Jedi Dog Training Manual

Tini the JediThe big day is here.

It’s opening day for the new Star Wars movie.

If I could I would sneak off today and go see the movie. Looks like I’ll have to wait until this weekend.

BUT…. I will share with you a real Jedi Mind Trick I use on dogs everyday.

You may be thinking “This guy is kidding around. I have more important stuff to do than read about some stupid, made up story. He’s probably going to just try and sell me something anyway.”

Leave now and never learn young padawan.

Or stay and learn how to control your dog without touching or talking to your dog.

I meet and work with dozens of dogs every week. And every time I walk through the door two things happen.

I am judged by the human and I am judged by the dog.

I am judged by the human who is skeptical about my ability to help them. Which is the correct thing to do. I may have been referred to them but before they part with their money they want to make sure they made the right decision to hire me.

The dog will do what dogs do. Most of them are excited that I am there and their behavior is chaotic and uncontrollable. They usually jump on me, lick my face, stuff their nose in my crotch, you know, normal, excitable dog behavior.

This is where I start to use my Jedi Mind Tricks on the dog. I need the dog to calm down as fast as possible without touching, talking or looking at the dog.

With most dogs, especially after the first visit, the dog will calm down immediately and most of my clients that I have worked with will agree with this.

So, how do I get an out of control, off the hook to calm down. I do it using a concept called…

….spatial pressure.

__MATERIAL SHOWN__
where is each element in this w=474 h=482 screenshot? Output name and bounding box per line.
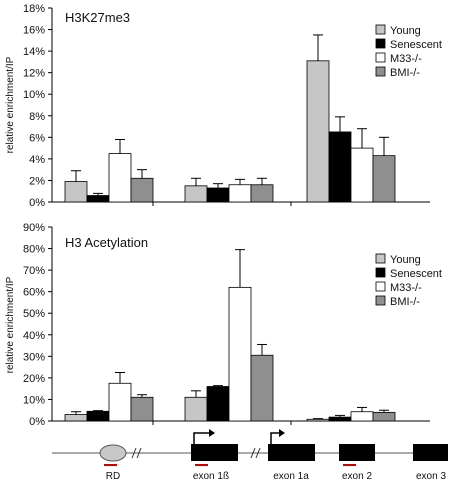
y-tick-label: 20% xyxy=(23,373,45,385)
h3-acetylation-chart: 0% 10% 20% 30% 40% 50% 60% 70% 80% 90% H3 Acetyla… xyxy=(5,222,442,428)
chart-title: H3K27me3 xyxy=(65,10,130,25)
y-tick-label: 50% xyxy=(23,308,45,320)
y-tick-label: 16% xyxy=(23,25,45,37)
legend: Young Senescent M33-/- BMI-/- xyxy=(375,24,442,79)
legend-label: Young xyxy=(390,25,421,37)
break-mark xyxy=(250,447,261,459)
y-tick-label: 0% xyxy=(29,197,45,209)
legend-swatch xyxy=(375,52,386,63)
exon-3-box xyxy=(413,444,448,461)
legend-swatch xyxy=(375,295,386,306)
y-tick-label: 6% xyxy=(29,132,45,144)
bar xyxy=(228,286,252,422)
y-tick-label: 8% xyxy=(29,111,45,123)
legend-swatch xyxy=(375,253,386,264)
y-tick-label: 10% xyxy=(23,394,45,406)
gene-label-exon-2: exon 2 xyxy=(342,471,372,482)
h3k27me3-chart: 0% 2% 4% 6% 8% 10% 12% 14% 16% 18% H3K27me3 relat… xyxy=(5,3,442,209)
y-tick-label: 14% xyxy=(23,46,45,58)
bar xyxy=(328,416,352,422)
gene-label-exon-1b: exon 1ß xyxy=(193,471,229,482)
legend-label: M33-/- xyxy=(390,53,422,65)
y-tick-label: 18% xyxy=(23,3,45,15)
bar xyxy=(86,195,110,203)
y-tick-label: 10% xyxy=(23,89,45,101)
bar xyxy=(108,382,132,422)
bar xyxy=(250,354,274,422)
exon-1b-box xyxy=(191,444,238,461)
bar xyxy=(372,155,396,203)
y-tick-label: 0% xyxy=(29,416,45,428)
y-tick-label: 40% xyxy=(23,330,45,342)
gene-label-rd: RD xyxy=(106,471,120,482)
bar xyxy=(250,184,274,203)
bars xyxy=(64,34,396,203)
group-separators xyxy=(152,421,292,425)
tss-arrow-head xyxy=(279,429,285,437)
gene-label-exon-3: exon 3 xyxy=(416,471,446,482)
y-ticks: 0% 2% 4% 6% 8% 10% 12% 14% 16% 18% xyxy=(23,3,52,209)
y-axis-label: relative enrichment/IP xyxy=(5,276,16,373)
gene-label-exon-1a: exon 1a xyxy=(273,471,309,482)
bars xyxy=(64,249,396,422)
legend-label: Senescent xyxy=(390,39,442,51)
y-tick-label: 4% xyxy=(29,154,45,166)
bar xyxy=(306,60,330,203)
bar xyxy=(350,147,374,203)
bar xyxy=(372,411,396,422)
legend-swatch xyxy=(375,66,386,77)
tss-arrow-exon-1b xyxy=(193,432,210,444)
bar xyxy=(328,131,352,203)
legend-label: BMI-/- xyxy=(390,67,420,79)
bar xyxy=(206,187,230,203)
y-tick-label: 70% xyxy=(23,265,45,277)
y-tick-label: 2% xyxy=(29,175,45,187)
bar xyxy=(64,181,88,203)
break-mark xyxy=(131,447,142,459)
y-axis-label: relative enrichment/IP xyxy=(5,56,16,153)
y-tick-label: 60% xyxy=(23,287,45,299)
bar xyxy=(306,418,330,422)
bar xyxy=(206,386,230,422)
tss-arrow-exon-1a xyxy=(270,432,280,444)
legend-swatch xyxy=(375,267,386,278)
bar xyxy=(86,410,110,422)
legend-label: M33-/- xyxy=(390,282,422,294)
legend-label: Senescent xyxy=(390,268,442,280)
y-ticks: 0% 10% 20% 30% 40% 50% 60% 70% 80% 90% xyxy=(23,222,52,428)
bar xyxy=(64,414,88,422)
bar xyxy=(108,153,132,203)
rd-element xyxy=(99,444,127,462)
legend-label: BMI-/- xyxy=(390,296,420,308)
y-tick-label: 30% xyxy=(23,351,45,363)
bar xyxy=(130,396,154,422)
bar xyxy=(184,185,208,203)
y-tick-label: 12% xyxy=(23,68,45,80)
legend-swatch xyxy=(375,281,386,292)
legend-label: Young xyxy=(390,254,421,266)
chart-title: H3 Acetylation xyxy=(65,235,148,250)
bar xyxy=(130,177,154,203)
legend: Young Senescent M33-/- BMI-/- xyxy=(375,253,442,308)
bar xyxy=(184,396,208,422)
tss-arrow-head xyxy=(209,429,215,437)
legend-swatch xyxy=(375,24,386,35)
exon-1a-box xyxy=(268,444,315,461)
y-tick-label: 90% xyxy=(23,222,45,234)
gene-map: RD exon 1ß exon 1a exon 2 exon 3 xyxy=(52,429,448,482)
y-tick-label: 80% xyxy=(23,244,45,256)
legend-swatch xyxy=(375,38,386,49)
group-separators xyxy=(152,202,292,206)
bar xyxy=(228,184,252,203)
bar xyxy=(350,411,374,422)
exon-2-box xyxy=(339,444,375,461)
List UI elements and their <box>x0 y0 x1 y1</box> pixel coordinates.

__COMPLETE THE FOLLOWING__
**a.** Could you set down everything in the Jedi dog training post from "Tini the JediThe" down to "until this weekend.", word for word?
**b.** Can you resume the Jedi dog training post after its final sentence and carry it forward?

__RESULTS__
**a.**
Tini the JediThe big day is here.

It’s opening day for the new Star Wars movie.

If I could I would sneak off today and go see the movie. Looks like I’ll have to wait until this weekend.

**b.**
Spatial pressure works well with dogs because they have an innate desire to please other members of a social group. This doesn’t work too well with cats.

Spatial pressure is how you position your body. It is how you interact with the dog. Often when I am interacting with the dog for the first time I am subtly claiming the dog’s personal space and using body language to also apply spatial pressure.

This is NOT done to intimidate the dog. This is done to start establishing rapport with the dog and to show that I am the one in control.

Dogs do this to each other all the time. Watch as two dogs meet and you’ll see them applying spatial pressure, especially in groups of dogs.

Once you learn to use spatial pressure your dog will look to you as the leader and respond to your commands much better.

Here is the important point to remember. I have to be careful using this with certain dogs. Using spatial pressure on a dog that has gone to the Dark Side can result in getting bit.

And in case you’re wondering, I have messed up using spatial pressure.

I share some more about spatial pressure in tomorrow’s information packed, highly entertaining, fun filled email.

And before you take off to go watch The Force Awakens you can take advantage of the Holiday Special I put together for you.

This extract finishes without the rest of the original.